- _Directions for this task_
Repeat each line of the material exactly.

§ §

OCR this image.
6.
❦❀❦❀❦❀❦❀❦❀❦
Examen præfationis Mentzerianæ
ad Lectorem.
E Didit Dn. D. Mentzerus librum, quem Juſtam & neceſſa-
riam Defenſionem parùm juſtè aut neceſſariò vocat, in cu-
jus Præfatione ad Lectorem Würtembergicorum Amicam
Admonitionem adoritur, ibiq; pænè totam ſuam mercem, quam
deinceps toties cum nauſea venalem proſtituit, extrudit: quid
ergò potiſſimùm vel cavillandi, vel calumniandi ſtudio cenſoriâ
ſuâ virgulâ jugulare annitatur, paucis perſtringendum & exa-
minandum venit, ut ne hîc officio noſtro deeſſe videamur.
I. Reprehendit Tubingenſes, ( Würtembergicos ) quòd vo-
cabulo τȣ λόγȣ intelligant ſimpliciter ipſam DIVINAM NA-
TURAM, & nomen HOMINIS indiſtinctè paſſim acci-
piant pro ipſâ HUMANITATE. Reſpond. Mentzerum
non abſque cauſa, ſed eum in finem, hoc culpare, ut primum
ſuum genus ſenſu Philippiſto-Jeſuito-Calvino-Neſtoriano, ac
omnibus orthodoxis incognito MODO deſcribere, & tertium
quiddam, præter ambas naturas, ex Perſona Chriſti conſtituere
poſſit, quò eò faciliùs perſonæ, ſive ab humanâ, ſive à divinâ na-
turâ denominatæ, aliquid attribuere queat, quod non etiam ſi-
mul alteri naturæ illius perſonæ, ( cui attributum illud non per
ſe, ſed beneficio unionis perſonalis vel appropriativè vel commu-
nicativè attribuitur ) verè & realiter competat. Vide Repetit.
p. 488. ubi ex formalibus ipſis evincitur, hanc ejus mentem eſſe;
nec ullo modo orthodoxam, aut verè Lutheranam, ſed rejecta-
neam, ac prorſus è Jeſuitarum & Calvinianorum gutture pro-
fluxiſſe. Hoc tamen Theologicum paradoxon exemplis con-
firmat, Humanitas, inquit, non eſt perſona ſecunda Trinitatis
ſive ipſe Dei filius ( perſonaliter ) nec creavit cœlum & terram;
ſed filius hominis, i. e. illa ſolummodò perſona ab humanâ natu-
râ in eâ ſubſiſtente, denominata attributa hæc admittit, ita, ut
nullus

§ §

- _Solution for this problem_
OCR this image.
6.
❦❀❦❀❦❀❦❀❦❀❦
Examen præfationis Mentzerianæ
ad Lectorem.
E Didit Dn. D. Mentzerus librum, quem Juſtam & neceſſa-
riam Defenſionem parùm juſtè aut neceſſariò vocat, in cu-
jus Præfatione ad Lectorem Würtembergicorum Amicam
Admonitionem adoritur, ibiq; pænè totam ſuam mercem, quam
deinceps toties cum nauſea venalem proſtituit, extrudit: quid
ergò potiſſimùm vel cavillandi, vel calumniandi ſtudio cenſoriâ
ſuâ virgulâ jugulare annitatur, paucis perſtringendum & exa-
minandum venit, ut ne hîc officio noſtro deeſſe videamur.
I. Reprehendit Tubingenſes, ( Würtembergicos ) quòd vo-
cabulo τȣ λόγȣ intelligant ſimpliciter ipſam DIVINAM NA-
TURAM, & nomen HOMINIS indiſtinctè paſſim acci-
piant pro ipſâ HUMANITATE. Reſpond. Mentzerum
non abſque cauſa, ſed eum in finem, hoc culpare, ut primum
ſuum genus ſenſu Philippiſto-Jeſuito-Calvino-Neſtoriano, ac
omnibus orthodoxis incognito MODO deſcribere, & tertium
quiddam, præter ambas naturas, ex Perſona Chriſti conſtituere
poſſit, quò eò faciliùs perſonæ, ſive ab humanâ, ſive à divinâ na-
turâ denominatæ, aliquid attribuere queat, quod non etiam ſi-
mul alteri naturæ illius perſonæ, ( cui attributum illud non per
ſe, ſed beneficio unionis perſonalis vel appropriativè vel commu-
nicativè attribuitur ) verè & realiter competat. Vide Repetit.
p. 488. ubi ex formalibus ipſis evincitur, hanc ejus mentem eſſe;
nec ullo modo orthodoxam, aut verè Lutheranam, ſed rejecta-
neam, ac prorſus è Jeſuitarum & Calvinianorum gutture pro-
fluxiſſe. Hoc tamen Theologicum paradoxon exemplis con-
firmat, Humanitas, inquit, non eſt perſona ſecunda Trinitatis
ſive ipſe Dei filius ( perſonaliter ) nec creavit cœlum & terram;
ſed filius hominis, i. e. illa ſolummodò perſona ab humanâ natu-
râ in eâ ſubſiſtente, denominata attributa hæc admittit, ita, ut
nullus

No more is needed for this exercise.